### GIVEN TASK
Pick out the lines below with "untuk" and list them.

Collection entries
╔══

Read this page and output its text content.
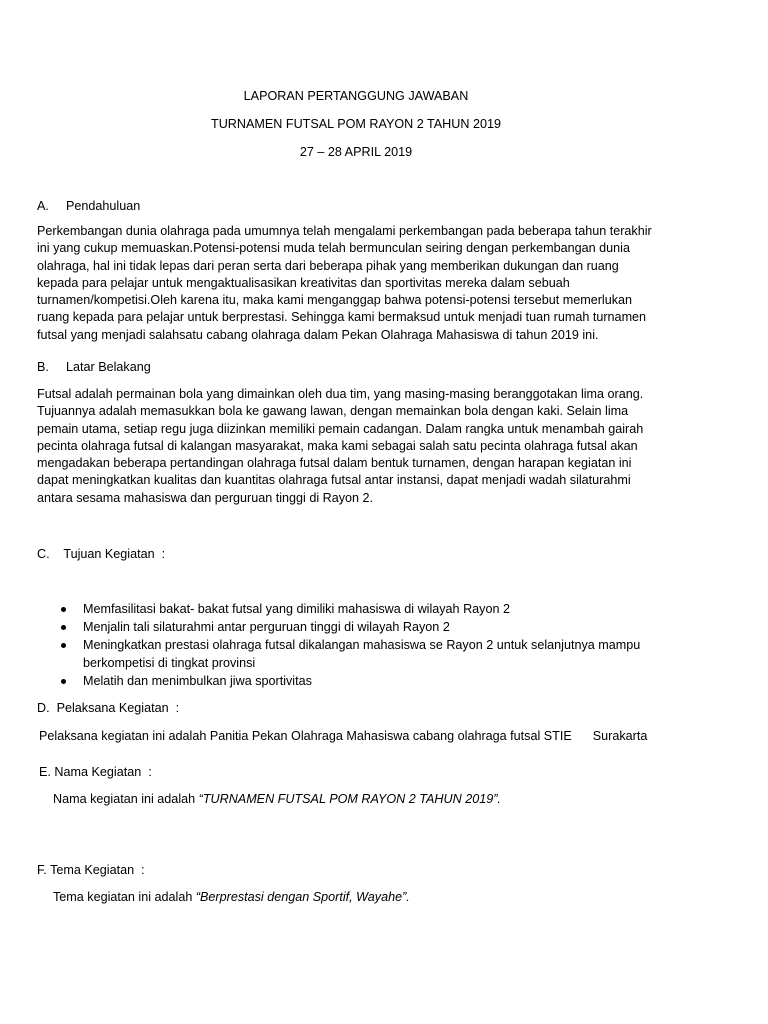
LAPORAN PERTANGGUNG JAWABAN
TURNAMEN FUTSAL POM RAYON 2 TAHUN 2019
27 – 28 APRIL 2019
A. Pendahuluan
Perkembangan dunia olahraga pada umumnya telah mengalami perkembangan pada beberapa tahun terakhir
ini yang cukup memuaskan.Potensi-potensi muda telah bermunculan seiring dengan perkembangan dunia
olahraga, hal ini tidak lepas dari peran serta dari beberapa pihak yang memberikan dukungan dan ruang
kepada para pelajar untuk mengaktualisasikan kreativitas dan sportivitas mereka dalam sebuah
turnamen/kompetisi.Oleh karena itu, maka kami menganggap bahwa potensi-potensi tersebut memerlukan
ruang kepada para pelajar untuk berprestasi. Sehingga kami bermaksud untuk menjadi tuan rumah turnamen
futsal yang menjadi salahsatu cabang olahraga dalam Pekan Olahraga Mahasiswa di tahun 2019 ini.
B. Latar Belakang
Futsal adalah permainan bola yang dimainkan oleh dua tim, yang masing-masing beranggotakan lima orang.
Tujuannya adalah memasukkan bola ke gawang lawan, dengan memainkan bola dengan kaki. Selain lima
pemain utama, setiap regu juga diizinkan memiliki pemain cadangan. Dalam rangka untuk menambah gairah
pecinta olahraga futsal di kalangan masyarakat, maka kami sebagai salah satu pecinta olahraga futsal akan
mengadakan beberapa pertandingan olahraga futsal dalam bentuk turnamen, dengan harapan kegiatan ini
dapat meningkatkan kualitas dan kuantitas olahraga futsal antar instansi, dapat menjadi wadah silaturahmi
antara sesama mahasiswa dan perguruan tinggi di Rayon 2.
C.    Tujuan Kegiatan  :
Memfasilitasi bakat- bakat futsal yang dimiliki mahasiswa di wilayah Rayon 2
Menjalin tali silaturahmi antar perguruan tinggi di wilayah Rayon 2
Meningkatkan prestasi olahraga futsal dikalangan mahasiswa se Rayon 2 untuk selanjutnya mampu
berkompetisi di tingkat provinsi
Melatih dan menimbulkan jiwa sportivitas
D.  Pelaksana Kegiatan  :
Pelaksana kegiatan ini adalah Panitia Pekan Olahraga Mahasiswa cabang olahraga futsal STIE      Surakarta
E. Nama Kegiatan  :
Nama kegiatan ini adalah “TURNAMEN FUTSAL POM RAYON 2 TAHUN 2019”.
F. Tema Kegiatan  :
Tema kegiatan ini adalah “Berprestasi dengan Sportif, Wayahe”.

╚══

### ANSWER TO THIS PROBLEM
kepada para pelajar untuk mengaktualisasikan kreativitas dan sportivitas mereka dalam sebuah
ruang kepada para pelajar untuk berprestasi. Sehingga kami bermaksud untuk menjadi tuan rumah turnamen
pemain utama, setiap regu juga diizinkan memiliki pemain cadangan. Dalam rangka untuk menambah gairah
Meningkatkan prestasi olahraga futsal dikalangan mahasiswa se Rayon 2 untuk selanjutnya mampu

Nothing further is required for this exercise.